REQUIRED TASK
Make an exact copy of the listing below.

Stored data
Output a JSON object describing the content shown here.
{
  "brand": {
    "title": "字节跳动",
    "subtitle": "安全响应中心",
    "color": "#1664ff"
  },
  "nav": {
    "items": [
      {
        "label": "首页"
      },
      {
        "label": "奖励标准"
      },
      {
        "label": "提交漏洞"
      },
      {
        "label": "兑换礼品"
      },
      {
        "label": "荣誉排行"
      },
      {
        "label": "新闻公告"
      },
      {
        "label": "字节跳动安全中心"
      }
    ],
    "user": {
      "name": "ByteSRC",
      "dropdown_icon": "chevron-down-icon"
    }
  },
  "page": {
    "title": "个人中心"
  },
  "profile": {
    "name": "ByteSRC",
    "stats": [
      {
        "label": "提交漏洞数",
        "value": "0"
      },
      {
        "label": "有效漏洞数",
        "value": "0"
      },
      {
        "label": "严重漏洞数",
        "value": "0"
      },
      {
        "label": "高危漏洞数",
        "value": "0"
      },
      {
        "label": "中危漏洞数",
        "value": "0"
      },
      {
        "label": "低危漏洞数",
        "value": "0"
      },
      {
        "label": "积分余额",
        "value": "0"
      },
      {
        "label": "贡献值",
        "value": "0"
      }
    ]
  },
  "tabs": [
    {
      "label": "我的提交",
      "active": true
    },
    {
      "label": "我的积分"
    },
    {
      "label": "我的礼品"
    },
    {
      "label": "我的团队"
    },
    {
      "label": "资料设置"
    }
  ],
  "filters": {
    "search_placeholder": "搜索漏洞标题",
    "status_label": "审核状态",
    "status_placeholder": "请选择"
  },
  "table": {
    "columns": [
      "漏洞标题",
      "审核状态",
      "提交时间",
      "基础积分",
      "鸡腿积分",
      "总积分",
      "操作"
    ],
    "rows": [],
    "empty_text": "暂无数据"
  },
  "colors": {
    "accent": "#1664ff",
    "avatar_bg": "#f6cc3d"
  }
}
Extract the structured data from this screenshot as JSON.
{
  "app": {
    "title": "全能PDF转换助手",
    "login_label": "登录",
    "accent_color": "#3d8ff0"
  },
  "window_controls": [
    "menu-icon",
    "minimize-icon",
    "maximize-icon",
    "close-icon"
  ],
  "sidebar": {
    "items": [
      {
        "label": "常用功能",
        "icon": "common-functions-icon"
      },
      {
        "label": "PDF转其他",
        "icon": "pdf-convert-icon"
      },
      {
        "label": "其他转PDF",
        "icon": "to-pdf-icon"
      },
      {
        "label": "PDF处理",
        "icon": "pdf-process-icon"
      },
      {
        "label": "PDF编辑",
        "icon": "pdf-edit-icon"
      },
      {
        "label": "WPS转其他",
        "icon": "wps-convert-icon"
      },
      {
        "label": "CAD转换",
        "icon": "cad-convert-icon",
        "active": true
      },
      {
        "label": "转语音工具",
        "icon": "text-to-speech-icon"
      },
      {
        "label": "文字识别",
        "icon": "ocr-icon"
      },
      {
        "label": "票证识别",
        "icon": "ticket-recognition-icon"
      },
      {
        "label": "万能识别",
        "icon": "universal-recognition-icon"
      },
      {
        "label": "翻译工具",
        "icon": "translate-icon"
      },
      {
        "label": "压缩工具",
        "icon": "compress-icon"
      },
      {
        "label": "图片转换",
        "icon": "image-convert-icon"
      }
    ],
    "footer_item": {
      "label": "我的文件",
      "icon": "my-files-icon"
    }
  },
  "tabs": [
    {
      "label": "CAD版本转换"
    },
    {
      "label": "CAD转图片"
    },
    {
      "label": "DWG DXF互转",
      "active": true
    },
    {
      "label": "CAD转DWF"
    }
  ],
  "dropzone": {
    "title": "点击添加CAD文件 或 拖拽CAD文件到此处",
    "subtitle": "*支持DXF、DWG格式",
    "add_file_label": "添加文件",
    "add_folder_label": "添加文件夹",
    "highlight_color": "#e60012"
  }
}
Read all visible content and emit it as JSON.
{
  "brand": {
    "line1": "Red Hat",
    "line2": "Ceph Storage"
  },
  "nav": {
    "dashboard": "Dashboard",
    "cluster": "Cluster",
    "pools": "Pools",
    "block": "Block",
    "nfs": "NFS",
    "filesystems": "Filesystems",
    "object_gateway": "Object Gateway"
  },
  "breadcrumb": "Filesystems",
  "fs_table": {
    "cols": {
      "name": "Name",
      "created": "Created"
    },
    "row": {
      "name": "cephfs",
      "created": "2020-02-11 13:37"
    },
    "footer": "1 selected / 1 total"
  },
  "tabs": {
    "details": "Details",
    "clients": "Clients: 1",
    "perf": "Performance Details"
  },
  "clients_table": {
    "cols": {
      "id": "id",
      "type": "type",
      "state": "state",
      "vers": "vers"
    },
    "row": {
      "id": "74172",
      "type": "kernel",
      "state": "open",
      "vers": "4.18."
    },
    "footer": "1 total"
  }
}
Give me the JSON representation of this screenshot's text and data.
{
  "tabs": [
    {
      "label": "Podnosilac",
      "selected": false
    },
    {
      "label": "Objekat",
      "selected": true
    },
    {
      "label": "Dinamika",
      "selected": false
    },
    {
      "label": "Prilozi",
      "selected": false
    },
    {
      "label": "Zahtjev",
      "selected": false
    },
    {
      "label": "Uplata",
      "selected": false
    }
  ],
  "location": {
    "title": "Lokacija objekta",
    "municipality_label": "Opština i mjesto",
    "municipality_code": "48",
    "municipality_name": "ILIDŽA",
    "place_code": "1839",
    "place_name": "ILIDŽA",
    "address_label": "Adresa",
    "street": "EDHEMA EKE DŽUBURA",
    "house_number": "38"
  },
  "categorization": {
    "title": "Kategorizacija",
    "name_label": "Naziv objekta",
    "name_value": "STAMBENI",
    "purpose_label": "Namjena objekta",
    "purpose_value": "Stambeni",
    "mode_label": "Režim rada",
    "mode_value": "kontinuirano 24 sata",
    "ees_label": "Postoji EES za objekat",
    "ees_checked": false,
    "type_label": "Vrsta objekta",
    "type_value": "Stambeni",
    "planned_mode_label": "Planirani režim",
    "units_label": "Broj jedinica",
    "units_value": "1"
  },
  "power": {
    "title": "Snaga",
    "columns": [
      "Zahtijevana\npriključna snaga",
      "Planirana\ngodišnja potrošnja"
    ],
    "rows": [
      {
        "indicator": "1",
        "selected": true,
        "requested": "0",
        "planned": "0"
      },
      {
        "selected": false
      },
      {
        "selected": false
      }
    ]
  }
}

TASK ANSWER
Output a JSON object describing the content shown here.
{
  "brand": {
    "title": "字节跳动",
    "subtitle": "安全响应中心",
    "color": "#1664ff"
  },
  "nav": {
    "items": [
      {
        "label": "首页"
      },
      {
        "label": "奖励标准"
      },
      {
        "label": "提交漏洞"
      },
      {
        "label": "兑换礼品"
      },
      {
        "label": "荣誉排行"
      },
      {
        "label": "新闻公告"
      },
      {
        "label": "字节跳动安全中心"
      }
    ],
    "user": {
      "name": "ByteSRC",
      "dropdown_icon": "chevron-down-icon"
    }
  },
  "page": {
    "title": "个人中心"
  },
  "profile": {
    "name": "ByteSRC",
    "stats": [
      {
        "label": "提交漏洞数",
        "value": "0"
      },
      {
        "label": "有效漏洞数",
        "value": "0"
      },
      {
        "label": "严重漏洞数",
        "value": "0"
      },
      {
        "label": "高危漏洞数",
        "value": "0"
      },
      {
        "label": "中危漏洞数",
        "value": "0"
      },
      {
        "label": "低危漏洞数",
        "value": "0"
      },
      {
        "label": "积分余额",
        "value": "0"
      },
      {
        "label": "贡献值",
        "value": "0"
      }
    ]
  },
  "tabs": [
    {
      "label": "我的提交",
      "active": true
    },
    {
      "label": "我的积分"
    },
    {
      "label": "我的礼品"
    },
    {
      "label": "我的团队"
    },
    {
      "label": "资料设置"
    }
  ],
  "filters": {
    "search_placeholder": "搜索漏洞标题",
    "status_label": "审核状态",
    "status_placeholder": "请选择"
  },
  "table": {
    "columns": [
      "漏洞标题",
      "审核状态",
      "提交时间",
      "基础积分",
      "鸡腿积分",
      "总积分",
      "操作"
    ],
    "rows": [],
    "empty_text": "暂无数据"
  },
  "colors": {
    "accent": "#1664ff",
    "avatar_bg": "#f6cc3d"
  }
}
Extract the structured data from this screenshot as JSON.
{
  "app": {
    "title": "全能PDF转换助手",
    "login_label": "登录",
    "accent_color": "#3d8ff0"
  },
  "window_controls": [
    "menu-icon",
    "minimize-icon",
    "maximize-icon",
    "close-icon"
  ],
  "sidebar": {
    "items": [
      {
        "label": "常用功能",
        "icon": "common-functions-icon"
      },
      {
        "label": "PDF转其他",
        "icon": "pdf-convert-icon"
      },
      {
        "label": "其他转PDF",
        "icon": "to-pdf-icon"
      },
      {
        "label": "PDF处理",
        "icon": "pdf-process-icon"
      },
      {
        "label": "PDF编辑",
        "icon": "pdf-edit-icon"
      },
      {
        "label": "WPS转其他",
        "icon": "wps-convert-icon"
      },
      {
        "label": "CAD转换",
        "icon": "cad-convert-icon",
        "active": true
      },
      {
        "label": "转语音工具",
        "icon": "text-to-speech-icon"
      },
      {
        "label": "文字识别",
        "icon": "ocr-icon"
      },
      {
        "label": "票证识别",
        "icon": "ticket-recognition-icon"
      },
      {
        "label": "万能识别",
        "icon": "universal-recognition-icon"
      },
      {
        "label": "翻译工具",
        "icon": "translate-icon"
      },
      {
        "label": "压缩工具",
        "icon": "compress-icon"
      },
      {
        "label": "图片转换",
        "icon": "image-convert-icon"
      }
    ],
    "footer_item": {
      "label": "我的文件",
      "icon": "my-files-icon"
    }
  },
  "tabs": [
    {
      "label": "CAD版本转换"
    },
    {
      "label": "CAD转图片"
    },
    {
      "label": "DWG DXF互转",
      "active": true
    },
    {
      "label": "CAD转DWF"
    }
  ],
  "dropzone": {
    "title": "点击添加CAD文件 或 拖拽CAD文件到此处",
    "subtitle": "*支持DXF、DWG格式",
    "add_file_label": "添加文件",
    "add_folder_label": "添加文件夹",
    "highlight_color": "#e60012"
  }
}
Read all visible content and emit it as JSON.
{
  "brand": {
    "line1": "Red Hat",
    "line2": "Ceph Storage"
  },
  "nav": {
    "dashboard": "Dashboard",
    "cluster": "Cluster",
    "pools": "Pools",
    "block": "Block",
    "nfs": "NFS",
    "filesystems": "Filesystems",
    "object_gateway": "Object Gateway"
  },
  "breadcrumb": "Filesystems",
  "fs_table": {
    "cols": {
      "name": "Name",
      "created": "Created"
    },
    "row": {
      "name": "cephfs",
      "created": "2020-02-11 13:37"
    },
    "footer": "1 selected / 1 total"
  },
  "tabs": {
    "details": "Details",
    "clients": "Clients: 1",
    "perf": "Performance Details"
  },
  "clients_table": {
    "cols": {
      "id": "id",
      "type": "type",
      "state": "state",
      "vers": "vers"
    },
    "row": {
      "id": "74172",
      "type": "kernel",
      "state": "open",
      "vers": "4.18."
    },
    "footer": "1 total"
  }
}
Give me the JSON representation of this screenshot's text and data.
{
  "tabs": [
    {
      "label": "Podnosilac",
      "selected": false
    },
    {
      "label": "Objekat",
      "selected": true
    },
    {
      "label": "Dinamika",
      "selected": false
    },
    {
      "label": "Prilozi",
      "selected": false
    },
    {
      "label": "Zahtjev",
      "selected": false
    },
    {
      "label": "Uplata",
      "selected": false
    }
  ],
  "location": {
    "title": "Lokacija objekta",
    "municipality_label": "Opština i mjesto",
    "municipality_code": "48",
    "municipality_name": "ILIDŽA",
    "place_code": "1839",
    "place_name": "ILIDŽA",
    "address_label": "Adresa",
    "street": "EDHEMA EKE DŽUBURA",
    "house_number": "38"
  },
  "categorization": {
    "title": "Kategorizacija",
    "name_label": "Naziv objekta",
    "name_value": "STAMBENI",
    "purpose_label": "Namjena objekta",
    "purpose_value": "Stambeni",
    "mode_label": "Režim rada",
    "mode_value": "kontinuirano 24 sata",
    "ees_label": "Postoji EES za objekat",
    "ees_checked": false,
    "type_label": "Vrsta objekta",
    "type_value": "Stambeni",
    "planned_mode_label": "Planirani režim",
    "units_label": "Broj jedinica",
    "units_value": "1"
  },
  "power": {
    "title": "Snaga",
    "columns": [
      "Zahtijevana\npriključna snaga",
      "Planirana\ngodišnja potrošnja"
    ],
    "rows": [
      {
        "indicator": "1",
        "selected": true,
        "requested": "0",
        "planned": "0"
      },
      {
        "selected": false
      },
      {
        "selected": false
      }
    ]
  }
}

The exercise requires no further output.